Quote the records below in full, exactly as given, with the images taken out.
[SUPPLIED RECORDS start]
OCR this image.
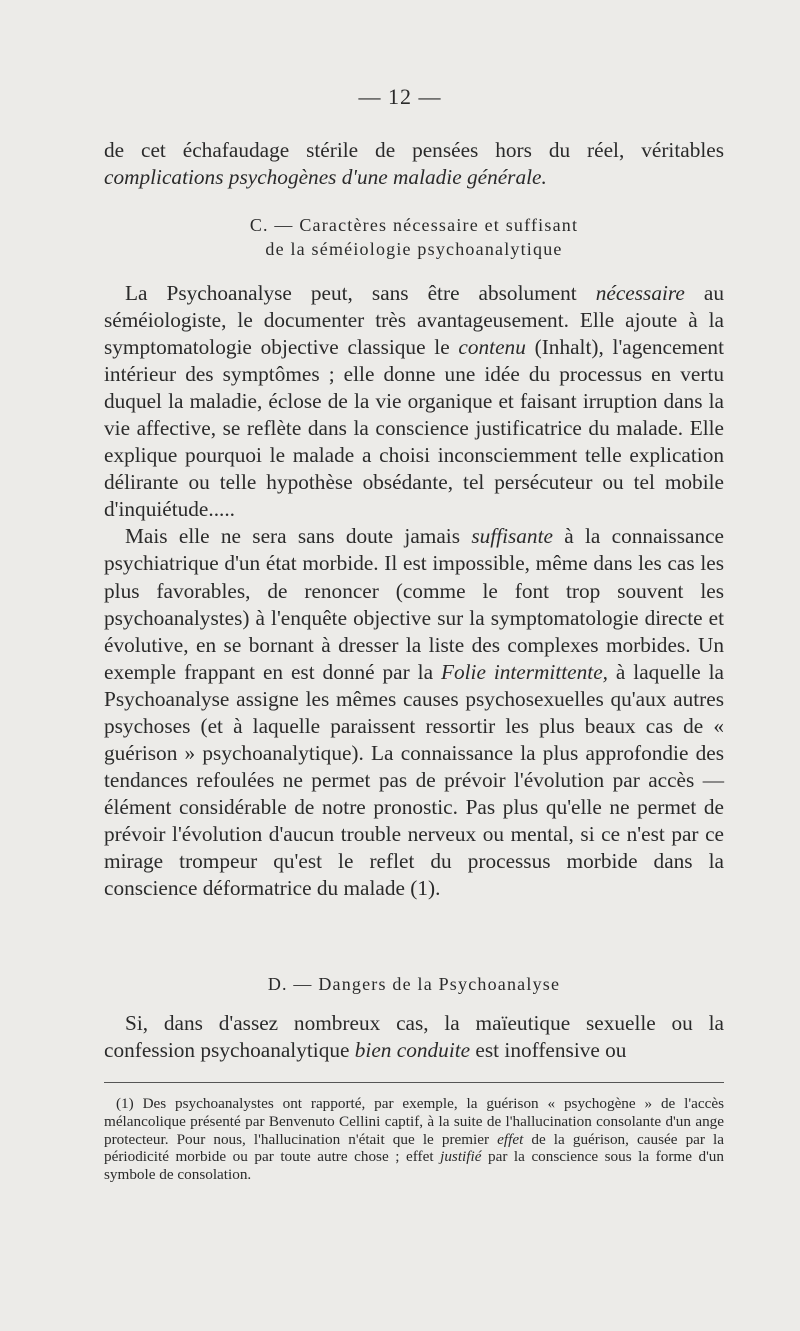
— 12 —

de cet échafaudage stérile de pensées hors du réel, véritables complications psychogènes d'une maladie générale.

C. — Caractères nécessaire et suffisant
de la séméiologie psychoanalytique

La Psychoanalyse peut, sans être absolument nécessaire au séméiologiste, le documenter très avantageusement. Elle ajoute à la symptomatologie objective classique le contenu (Inhalt), l'agencement intérieur des symptômes ; elle donne une idée du processus en vertu duquel la maladie, éclose de la vie organique et faisant irruption dans la vie affective, se reflète dans la conscience justificatrice du malade. Elle explique pourquoi le malade a choisi inconsciemment telle explication délirante ou telle hypothèse obsédante, tel persécuteur ou tel mobile d'inquiétude.....

Mais elle ne sera sans doute jamais suffisante à la connaissance psychiatrique d'un état morbide. Il est impossible, même dans les cas les plus favorables, de renoncer (comme le font trop souvent les psychoanalystes) à l'enquête objective sur la symptomatologie directe et évolutive, en se bornant à dresser la liste des complexes morbides. Un exemple frappant en est donné par la Folie intermittente, à laquelle la Psychoanalyse assigne les mêmes causes psychosexuelles qu'aux autres psychoses (et à laquelle paraissent ressortir les plus beaux cas de « guérison » psychoanalytique). La connaissance la plus approfondie des tendances refoulées ne permet pas de prévoir l'évolution par accès — élément considérable de notre pronostic. Pas plus qu'elle ne permet de prévoir l'évolution d'aucun trouble nerveux ou mental, si ce n'est par ce mirage trompeur qu'est le reflet du processus morbide dans la conscience déformatrice du malade (1).

D. — Dangers de la Psychoanalyse

Si, dans d'assez nombreux cas, la maïeutique sexuelle ou la confession psychoanalytique bien conduite est inoffensive ou

(1) Des psychoanalystes ont rapporté, par exemple, la guérison « psychogène » de l'accès mélancolique présenté par Benvenuto Cellini captif, à la suite de l'hallucination consolante d'un ange protecteur. Pour nous, l'hallucination n'était que le premier effet de la guérison, causée par la périodicité morbide ou par toute autre chose ; effet justifié par la conscience sous la forme d'un symbole de consolation.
[SUPPLIED RECORDS end]
▶ **EXERCISE RESULT**
OCR this image.
— 12 —

de cet échafaudage stérile de pensées hors du réel, véritables complications psychogènes d'une maladie générale.

C. — Caractères nécessaire et suffisant
de la séméiologie psychoanalytique

La Psychoanalyse peut, sans être absolument nécessaire au séméiologiste, le documenter très avantageusement. Elle ajoute à la symptomatologie objective classique le contenu (Inhalt), l'agencement intérieur des symptômes ; elle donne une idée du processus en vertu duquel la maladie, éclose de la vie organique et faisant irruption dans la vie affective, se reflète dans la conscience justificatrice du malade. Elle explique pourquoi le malade a choisi inconsciemment telle explication délirante ou telle hypothèse obsédante, tel persécuteur ou tel mobile d'inquiétude.....

Mais elle ne sera sans doute jamais suffisante à la connaissance psychiatrique d'un état morbide. Il est impossible, même dans les cas les plus favorables, de renoncer (comme le font trop souvent les psychoanalystes) à l'enquête objective sur la symptomatologie directe et évolutive, en se bornant à dresser la liste des complexes morbides. Un exemple frappant en est donné par la Folie intermittente, à laquelle la Psychoanalyse assigne les mêmes causes psychosexuelles qu'aux autres psychoses (et à laquelle paraissent ressortir les plus beaux cas de « guérison » psychoanalytique). La connaissance la plus approfondie des tendances refoulées ne permet pas de prévoir l'évolution par accès — élément considérable de notre pronostic. Pas plus qu'elle ne permet de prévoir l'évolution d'aucun trouble nerveux ou mental, si ce n'est par ce mirage trompeur qu'est le reflet du processus morbide dans la conscience déformatrice du malade (1).

D. — Dangers de la Psychoanalyse

Si, dans d'assez nombreux cas, la maïeutique sexuelle ou la confession psychoanalytique bien conduite est inoffensive ou

(1) Des psychoanalystes ont rapporté, par exemple, la guérison « psychogène » de l'accès mélancolique présenté par Benvenuto Cellini captif, à la suite de l'hallucination consolante d'un ange protecteur. Pour nous, l'hallucination n'était que le premier effet de la guérison, causée par la périodicité morbide ou par toute autre chose ; effet justifié par la conscience sous la forme d'un symbole de consolation.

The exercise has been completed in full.